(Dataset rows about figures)
<<<<

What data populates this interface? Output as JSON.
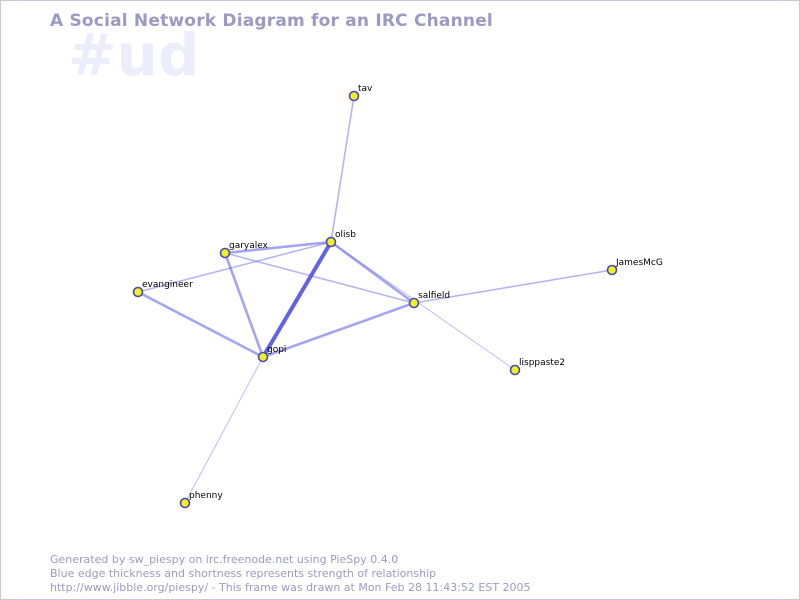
{
  "diagram": {
    "title": "A Social Network Diagram for an IRC Channel",
    "channel": "#ud",
    "colors": {
      "edge": "#5a5ae6",
      "node_fill": "#f0f020",
      "node_stroke": "#4848b8",
      "text_muted": "#9a9ac4",
      "watermark": "#ececfa"
    },
    "nodes": [
      {
        "id": "tav",
        "label": "tav"
      },
      {
        "id": "olisb",
        "label": "olisb"
      },
      {
        "id": "garyalex",
        "label": "garyalex"
      },
      {
        "id": "evangineer",
        "label": "evangineer"
      },
      {
        "id": "gopi",
        "label": "gopi"
      },
      {
        "id": "salfield",
        "label": "salfield"
      },
      {
        "id": "JamesMcG",
        "label": "JamesMcG"
      },
      {
        "id": "lisppaste2",
        "label": "lisppaste2"
      },
      {
        "id": "phenny",
        "label": "phenny"
      }
    ],
    "edges": [
      {
        "source": "olisb",
        "target": "tav",
        "strength": 2
      },
      {
        "source": "olisb",
        "target": "gopi",
        "strength": 4
      },
      {
        "source": "olisb",
        "target": "garyalex",
        "strength": 3
      },
      {
        "source": "olisb",
        "target": "salfield",
        "strength": 3
      },
      {
        "source": "olisb",
        "target": "evangineer",
        "strength": 2
      },
      {
        "source": "garyalex",
        "target": "gopi",
        "strength": 3
      },
      {
        "source": "garyalex",
        "target": "salfield",
        "strength": 2
      },
      {
        "source": "evangineer",
        "target": "gopi",
        "strength": 3
      },
      {
        "source": "gopi",
        "target": "salfield",
        "strength": 3
      },
      {
        "source": "gopi",
        "target": "phenny",
        "strength": 1
      },
      {
        "source": "salfield",
        "target": "JamesMcG",
        "strength": 2
      },
      {
        "source": "olisb",
        "target": "lisppaste2",
        "strength": 1
      }
    ]
  },
  "footer": {
    "line1": "Generated by sw_piespy on irc.freenode.net using PieSpy 0.4.0",
    "line2": "Blue edge thickness and shortness represents strength of relationship",
    "line3": "http://www.jibble.org/piespy/ - This frame was drawn at Mon Feb 28 11:43:52 EST 2005"
  }
}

>>>>

TO DO
Extract from the material all lines containing the string "JamesMcG".

SOLUTION FOR THIS TASK
        "id": "JamesMcG",
        "label": "JamesMcG"
        "target": "JamesMcG",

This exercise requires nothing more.